* [Short problem]: Repeat the entire listing exactly.
--- START Data shown ---
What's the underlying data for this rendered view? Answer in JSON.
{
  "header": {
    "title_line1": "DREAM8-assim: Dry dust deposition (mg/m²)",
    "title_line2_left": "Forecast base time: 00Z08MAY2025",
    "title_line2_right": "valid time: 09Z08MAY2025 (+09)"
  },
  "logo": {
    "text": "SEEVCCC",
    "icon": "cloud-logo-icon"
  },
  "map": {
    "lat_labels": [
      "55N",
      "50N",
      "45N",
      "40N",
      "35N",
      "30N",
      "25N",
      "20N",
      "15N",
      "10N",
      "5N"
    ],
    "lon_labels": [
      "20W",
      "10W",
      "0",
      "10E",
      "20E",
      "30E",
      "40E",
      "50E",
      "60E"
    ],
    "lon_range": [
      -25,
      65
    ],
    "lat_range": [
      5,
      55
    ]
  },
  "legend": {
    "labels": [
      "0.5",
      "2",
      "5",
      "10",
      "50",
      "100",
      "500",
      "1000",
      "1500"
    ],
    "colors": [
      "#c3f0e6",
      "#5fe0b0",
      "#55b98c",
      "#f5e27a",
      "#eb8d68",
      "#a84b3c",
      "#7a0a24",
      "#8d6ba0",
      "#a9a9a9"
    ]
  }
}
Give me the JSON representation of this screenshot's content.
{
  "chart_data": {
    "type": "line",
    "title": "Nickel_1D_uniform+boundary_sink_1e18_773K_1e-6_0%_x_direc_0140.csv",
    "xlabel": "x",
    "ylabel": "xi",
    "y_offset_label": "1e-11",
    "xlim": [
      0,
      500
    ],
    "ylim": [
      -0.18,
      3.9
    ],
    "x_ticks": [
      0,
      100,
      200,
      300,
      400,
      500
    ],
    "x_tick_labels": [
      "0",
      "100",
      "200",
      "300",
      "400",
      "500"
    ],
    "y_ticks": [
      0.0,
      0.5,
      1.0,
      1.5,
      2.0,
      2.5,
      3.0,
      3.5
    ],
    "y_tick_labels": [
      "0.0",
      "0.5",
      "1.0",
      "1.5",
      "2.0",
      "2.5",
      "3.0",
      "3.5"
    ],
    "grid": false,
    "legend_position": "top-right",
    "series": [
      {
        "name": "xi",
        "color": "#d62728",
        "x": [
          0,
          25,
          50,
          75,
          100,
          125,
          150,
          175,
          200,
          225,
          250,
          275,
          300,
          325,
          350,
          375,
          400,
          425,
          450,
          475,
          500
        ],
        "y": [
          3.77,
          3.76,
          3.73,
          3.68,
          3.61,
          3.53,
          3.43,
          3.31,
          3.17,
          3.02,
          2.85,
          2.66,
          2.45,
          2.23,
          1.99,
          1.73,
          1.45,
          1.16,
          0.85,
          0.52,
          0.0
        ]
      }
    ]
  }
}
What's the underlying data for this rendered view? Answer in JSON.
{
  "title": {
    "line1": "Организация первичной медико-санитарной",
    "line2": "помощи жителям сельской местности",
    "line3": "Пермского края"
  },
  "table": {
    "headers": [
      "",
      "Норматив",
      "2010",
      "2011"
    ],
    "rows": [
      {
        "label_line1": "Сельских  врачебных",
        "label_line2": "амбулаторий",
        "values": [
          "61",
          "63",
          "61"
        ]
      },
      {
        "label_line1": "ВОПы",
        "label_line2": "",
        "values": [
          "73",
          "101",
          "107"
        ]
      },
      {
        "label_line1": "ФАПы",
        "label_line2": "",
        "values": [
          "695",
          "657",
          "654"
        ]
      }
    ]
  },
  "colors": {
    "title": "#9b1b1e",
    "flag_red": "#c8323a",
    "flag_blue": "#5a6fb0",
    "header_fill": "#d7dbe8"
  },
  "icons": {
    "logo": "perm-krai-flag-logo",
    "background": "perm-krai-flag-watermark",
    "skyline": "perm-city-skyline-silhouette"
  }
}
--- END Data shown ---
* [The result]:
What's the underlying data for this rendered view? Answer in JSON.
{
  "header": {
    "title_line1": "DREAM8-assim: Dry dust deposition (mg/m²)",
    "title_line2_left": "Forecast base time: 00Z08MAY2025",
    "title_line2_right": "valid time: 09Z08MAY2025 (+09)"
  },
  "logo": {
    "text": "SEEVCCC",
    "icon": "cloud-logo-icon"
  },
  "map": {
    "lat_labels": [
      "55N",
      "50N",
      "45N",
      "40N",
      "35N",
      "30N",
      "25N",
      "20N",
      "15N",
      "10N",
      "5N"
    ],
    "lon_labels": [
      "20W",
      "10W",
      "0",
      "10E",
      "20E",
      "30E",
      "40E",
      "50E",
      "60E"
    ],
    "lon_range": [
      -25,
      65
    ],
    "lat_range": [
      5,
      55
    ]
  },
  "legend": {
    "labels": [
      "0.5",
      "2",
      "5",
      "10",
      "50",
      "100",
      "500",
      "1000",
      "1500"
    ],
    "colors": [
      "#c3f0e6",
      "#5fe0b0",
      "#55b98c",
      "#f5e27a",
      "#eb8d68",
      "#a84b3c",
      "#7a0a24",
      "#8d6ba0",
      "#a9a9a9"
    ]
  }
}
Give me the JSON representation of this screenshot's content.
{
  "chart_data": {
    "type": "line",
    "title": "Nickel_1D_uniform+boundary_sink_1e18_773K_1e-6_0%_x_direc_0140.csv",
    "xlabel": "x",
    "ylabel": "xi",
    "y_offset_label": "1e-11",
    "xlim": [
      0,
      500
    ],
    "ylim": [
      -0.18,
      3.9
    ],
    "x_ticks": [
      0,
      100,
      200,
      300,
      400,
      500
    ],
    "x_tick_labels": [
      "0",
      "100",
      "200",
      "300",
      "400",
      "500"
    ],
    "y_ticks": [
      0.0,
      0.5,
      1.0,
      1.5,
      2.0,
      2.5,
      3.0,
      3.5
    ],
    "y_tick_labels": [
      "0.0",
      "0.5",
      "1.0",
      "1.5",
      "2.0",
      "2.5",
      "3.0",
      "3.5"
    ],
    "grid": false,
    "legend_position": "top-right",
    "series": [
      {
        "name": "xi",
        "color": "#d62728",
        "x": [
          0,
          25,
          50,
          75,
          100,
          125,
          150,
          175,
          200,
          225,
          250,
          275,
          300,
          325,
          350,
          375,
          400,
          425,
          450,
          475,
          500
        ],
        "y": [
          3.77,
          3.76,
          3.73,
          3.68,
          3.61,
          3.53,
          3.43,
          3.31,
          3.17,
          3.02,
          2.85,
          2.66,
          2.45,
          2.23,
          1.99,
          1.73,
          1.45,
          1.16,
          0.85,
          0.52,
          0.0
        ]
      }
    ]
  }
}
What's the underlying data for this rendered view? Answer in JSON.
{
  "title": {
    "line1": "Организация первичной медико-санитарной",
    "line2": "помощи жителям сельской местности",
    "line3": "Пермского края"
  },
  "table": {
    "headers": [
      "",
      "Норматив",
      "2010",
      "2011"
    ],
    "rows": [
      {
        "label_line1": "Сельских  врачебных",
        "label_line2": "амбулаторий",
        "values": [
          "61",
          "63",
          "61"
        ]
      },
      {
        "label_line1": "ВОПы",
        "label_line2": "",
        "values": [
          "73",
          "101",
          "107"
        ]
      },
      {
        "label_line1": "ФАПы",
        "label_line2": "",
        "values": [
          "695",
          "657",
          "654"
        ]
      }
    ]
  },
  "colors": {
    "title": "#9b1b1e",
    "flag_red": "#c8323a",
    "flag_blue": "#5a6fb0",
    "header_fill": "#d7dbe8"
  },
  "icons": {
    "logo": "perm-krai-flag-logo",
    "background": "perm-krai-flag-watermark",
    "skyline": "perm-city-skyline-silhouette"
  }
}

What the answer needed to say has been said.